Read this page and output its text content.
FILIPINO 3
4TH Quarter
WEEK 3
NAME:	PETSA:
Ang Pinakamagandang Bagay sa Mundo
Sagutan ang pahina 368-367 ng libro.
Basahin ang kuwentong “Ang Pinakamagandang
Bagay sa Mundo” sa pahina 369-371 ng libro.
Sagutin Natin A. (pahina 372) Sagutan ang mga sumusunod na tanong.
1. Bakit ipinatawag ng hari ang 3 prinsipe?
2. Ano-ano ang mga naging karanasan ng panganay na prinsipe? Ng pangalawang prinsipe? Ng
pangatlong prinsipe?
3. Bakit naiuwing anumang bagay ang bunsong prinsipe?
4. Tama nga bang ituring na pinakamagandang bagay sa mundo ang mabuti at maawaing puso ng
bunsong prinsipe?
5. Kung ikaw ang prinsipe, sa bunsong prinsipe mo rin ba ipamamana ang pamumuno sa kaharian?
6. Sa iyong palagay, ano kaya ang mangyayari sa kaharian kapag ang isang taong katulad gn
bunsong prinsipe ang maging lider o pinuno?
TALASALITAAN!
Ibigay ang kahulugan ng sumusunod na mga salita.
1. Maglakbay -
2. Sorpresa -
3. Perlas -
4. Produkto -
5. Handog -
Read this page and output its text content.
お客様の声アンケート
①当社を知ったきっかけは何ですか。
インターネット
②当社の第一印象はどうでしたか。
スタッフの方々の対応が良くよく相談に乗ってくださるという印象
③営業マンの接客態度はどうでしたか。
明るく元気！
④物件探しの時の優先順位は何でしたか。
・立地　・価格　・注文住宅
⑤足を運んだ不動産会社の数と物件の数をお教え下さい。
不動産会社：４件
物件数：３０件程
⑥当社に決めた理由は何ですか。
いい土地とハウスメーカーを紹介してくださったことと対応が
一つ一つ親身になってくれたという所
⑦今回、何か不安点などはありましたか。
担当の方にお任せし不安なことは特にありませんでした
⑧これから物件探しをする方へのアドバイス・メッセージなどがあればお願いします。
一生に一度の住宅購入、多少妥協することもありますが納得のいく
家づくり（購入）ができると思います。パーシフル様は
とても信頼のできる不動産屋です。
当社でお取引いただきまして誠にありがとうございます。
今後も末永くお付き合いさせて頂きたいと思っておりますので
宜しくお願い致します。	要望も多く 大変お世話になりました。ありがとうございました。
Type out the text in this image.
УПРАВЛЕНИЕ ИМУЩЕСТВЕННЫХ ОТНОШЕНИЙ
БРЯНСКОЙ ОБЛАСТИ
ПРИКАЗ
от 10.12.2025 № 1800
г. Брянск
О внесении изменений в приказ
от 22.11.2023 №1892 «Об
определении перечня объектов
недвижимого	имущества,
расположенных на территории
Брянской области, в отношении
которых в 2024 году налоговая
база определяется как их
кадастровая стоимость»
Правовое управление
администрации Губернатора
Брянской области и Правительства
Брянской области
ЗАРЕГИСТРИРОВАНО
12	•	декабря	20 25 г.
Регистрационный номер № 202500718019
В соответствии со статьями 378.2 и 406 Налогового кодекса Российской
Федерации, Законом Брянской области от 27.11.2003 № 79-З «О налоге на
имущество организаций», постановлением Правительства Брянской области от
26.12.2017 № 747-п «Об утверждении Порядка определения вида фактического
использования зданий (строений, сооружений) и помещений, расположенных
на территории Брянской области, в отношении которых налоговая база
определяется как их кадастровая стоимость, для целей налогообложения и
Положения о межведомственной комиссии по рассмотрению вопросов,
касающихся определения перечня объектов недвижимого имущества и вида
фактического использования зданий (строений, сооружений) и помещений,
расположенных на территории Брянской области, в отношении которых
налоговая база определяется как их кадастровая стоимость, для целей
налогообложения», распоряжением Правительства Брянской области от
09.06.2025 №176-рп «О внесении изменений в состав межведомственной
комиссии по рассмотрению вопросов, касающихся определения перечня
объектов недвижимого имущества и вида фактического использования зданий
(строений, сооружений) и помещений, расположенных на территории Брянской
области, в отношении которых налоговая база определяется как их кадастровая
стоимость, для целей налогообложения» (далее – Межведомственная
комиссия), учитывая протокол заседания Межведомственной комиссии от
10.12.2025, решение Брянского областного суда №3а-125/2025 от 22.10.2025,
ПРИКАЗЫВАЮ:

■ PROMPT:
Extract each line of the listing above, copying it word for word.

■ TASK OUTPUT:
Read this page and output its text content.
FILIPINO 3
4TH Quarter
WEEK 3
NAME:	PETSA:
Ang Pinakamagandang Bagay sa Mundo
Sagutan ang pahina 368-367 ng libro.
Basahin ang kuwentong “Ang Pinakamagandang
Bagay sa Mundo” sa pahina 369-371 ng libro.
Sagutin Natin A. (pahina 372) Sagutan ang mga sumusunod na tanong.
1. Bakit ipinatawag ng hari ang 3 prinsipe?
2. Ano-ano ang mga naging karanasan ng panganay na prinsipe? Ng pangalawang prinsipe? Ng
pangatlong prinsipe?
3. Bakit naiuwing anumang bagay ang bunsong prinsipe?
4. Tama nga bang ituring na pinakamagandang bagay sa mundo ang mabuti at maawaing puso ng
bunsong prinsipe?
5. Kung ikaw ang prinsipe, sa bunsong prinsipe mo rin ba ipamamana ang pamumuno sa kaharian?
6. Sa iyong palagay, ano kaya ang mangyayari sa kaharian kapag ang isang taong katulad gn
bunsong prinsipe ang maging lider o pinuno?
TALASALITAAN!
Ibigay ang kahulugan ng sumusunod na mga salita.
1. Maglakbay -
2. Sorpresa -
3. Perlas -
4. Produkto -
5. Handog -
Read this page and output its text content.
お客様の声アンケート
①当社を知ったきっかけは何ですか。
インターネット
②当社の第一印象はどうでしたか。
スタッフの方々の対応が良くよく相談に乗ってくださるという印象
③営業マンの接客態度はどうでしたか。
明るく元気！
④物件探しの時の優先順位は何でしたか。
・立地　・価格　・注文住宅
⑤足を運んだ不動産会社の数と物件の数をお教え下さい。
不動産会社：４件
物件数：３０件程
⑥当社に決めた理由は何ですか。
いい土地とハウスメーカーを紹介してくださったことと対応が
一つ一つ親身になってくれたという所
⑦今回、何か不安点などはありましたか。
担当の方にお任せし不安なことは特にありませんでした
⑧これから物件探しをする方へのアドバイス・メッセージなどがあればお願いします。
一生に一度の住宅購入、多少妥協することもありますが納得のいく
家づくり（購入）ができると思います。パーシフル様は
とても信頼のできる不動産屋です。
当社でお取引いただきまして誠にありがとうございます。
今後も末永くお付き合いさせて頂きたいと思っておりますので
宜しくお願い致します。	要望も多く 大変お世話になりました。ありがとうございました。
Type out the text in this image.
УПРАВЛЕНИЕ ИМУЩЕСТВЕННЫХ ОТНОШЕНИЙ
БРЯНСКОЙ ОБЛАСТИ
ПРИКАЗ
от 10.12.2025 № 1800
г. Брянск
О внесении изменений в приказ
от 22.11.2023 №1892 «Об
определении перечня объектов
недвижимого	имущества,
расположенных на территории
Брянской области, в отношении
которых в 2024 году налоговая
база определяется как их
кадастровая стоимость»
Правовое управление
администрации Губернатора
Брянской области и Правительства
Брянской области
ЗАРЕГИСТРИРОВАНО
12	•	декабря	20 25 г.
Регистрационный номер № 202500718019
В соответствии со статьями 378.2 и 406 Налогового кодекса Российской
Федерации, Законом Брянской области от 27.11.2003 № 79-З «О налоге на
имущество организаций», постановлением Правительства Брянской области от
26.12.2017 № 747-п «Об утверждении Порядка определения вида фактического
использования зданий (строений, сооружений) и помещений, расположенных
на территории Брянской области, в отношении которых налоговая база
определяется как их кадастровая стоимость, для целей налогообложения и
Положения о межведомственной комиссии по рассмотрению вопросов,
касающихся определения перечня объектов недвижимого имущества и вида
фактического использования зданий (строений, сооружений) и помещений,
расположенных на территории Брянской области, в отношении которых
налоговая база определяется как их кадастровая стоимость, для целей
налогообложения», распоряжением Правительства Брянской области от
09.06.2025 №176-рп «О внесении изменений в состав межведомственной
комиссии по рассмотрению вопросов, касающихся определения перечня
объектов недвижимого имущества и вида фактического использования зданий
(строений, сооружений) и помещений, расположенных на территории Брянской
области, в отношении которых налоговая база определяется как их кадастровая
стоимость, для целей налогообложения» (далее – Межведомственная
комиссия), учитывая протокол заседания Межведомственной комиссии от
10.12.2025, решение Брянского областного суда №3а-125/2025 от 22.10.2025,
ПРИКАЗЫВАЮ:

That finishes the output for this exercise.